Written problem - What follows are records. Restate all of them word for word.
- - - - - - -
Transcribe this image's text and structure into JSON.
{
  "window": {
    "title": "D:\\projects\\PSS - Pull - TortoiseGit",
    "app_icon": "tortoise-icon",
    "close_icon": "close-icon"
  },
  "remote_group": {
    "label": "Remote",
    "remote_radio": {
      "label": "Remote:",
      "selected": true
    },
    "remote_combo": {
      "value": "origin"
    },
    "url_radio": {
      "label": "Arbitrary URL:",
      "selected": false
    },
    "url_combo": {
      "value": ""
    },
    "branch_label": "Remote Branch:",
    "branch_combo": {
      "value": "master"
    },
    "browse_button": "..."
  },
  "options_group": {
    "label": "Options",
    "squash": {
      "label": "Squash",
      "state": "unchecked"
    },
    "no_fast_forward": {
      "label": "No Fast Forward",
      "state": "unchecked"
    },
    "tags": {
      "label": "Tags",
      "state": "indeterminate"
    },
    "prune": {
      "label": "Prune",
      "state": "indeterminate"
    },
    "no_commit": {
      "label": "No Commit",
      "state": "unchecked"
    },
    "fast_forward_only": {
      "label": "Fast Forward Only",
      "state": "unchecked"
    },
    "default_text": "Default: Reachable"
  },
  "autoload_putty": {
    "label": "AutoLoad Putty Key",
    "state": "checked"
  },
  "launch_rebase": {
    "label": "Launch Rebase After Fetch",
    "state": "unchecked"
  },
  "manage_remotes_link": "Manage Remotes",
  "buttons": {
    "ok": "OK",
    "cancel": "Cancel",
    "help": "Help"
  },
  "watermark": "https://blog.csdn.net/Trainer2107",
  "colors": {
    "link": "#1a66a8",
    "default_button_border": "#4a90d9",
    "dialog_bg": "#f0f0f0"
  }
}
- - - - - - -
Exercise response -
Transcribe this image's text and structure into JSON.
{
  "window": {
    "title": "D:\\projects\\PSS - Pull - TortoiseGit",
    "app_icon": "tortoise-icon",
    "close_icon": "close-icon"
  },
  "remote_group": {
    "label": "Remote",
    "remote_radio": {
      "label": "Remote:",
      "selected": true
    },
    "remote_combo": {
      "value": "origin"
    },
    "url_radio": {
      "label": "Arbitrary URL:",
      "selected": false
    },
    "url_combo": {
      "value": ""
    },
    "branch_label": "Remote Branch:",
    "branch_combo": {
      "value": "master"
    },
    "browse_button": "..."
  },
  "options_group": {
    "label": "Options",
    "squash": {
      "label": "Squash",
      "state": "unchecked"
    },
    "no_fast_forward": {
      "label": "No Fast Forward",
      "state": "unchecked"
    },
    "tags": {
      "label": "Tags",
      "state": "indeterminate"
    },
    "prune": {
      "label": "Prune",
      "state": "indeterminate"
    },
    "no_commit": {
      "label": "No Commit",
      "state": "unchecked"
    },
    "fast_forward_only": {
      "label": "Fast Forward Only",
      "state": "unchecked"
    },
    "default_text": "Default: Reachable"
  },
  "autoload_putty": {
    "label": "AutoLoad Putty Key",
    "state": "checked"
  },
  "launch_rebase": {
    "label": "Launch Rebase After Fetch",
    "state": "unchecked"
  },
  "manage_remotes_link": "Manage Remotes",
  "buttons": {
    "ok": "OK",
    "cancel": "Cancel",
    "help": "Help"
  },
  "watermark": "https://blog.csdn.net/Trainer2107",
  "colors": {
    "link": "#1a66a8",
    "default_button_border": "#4a90d9",
    "dialog_bg": "#f0f0f0"
  }
}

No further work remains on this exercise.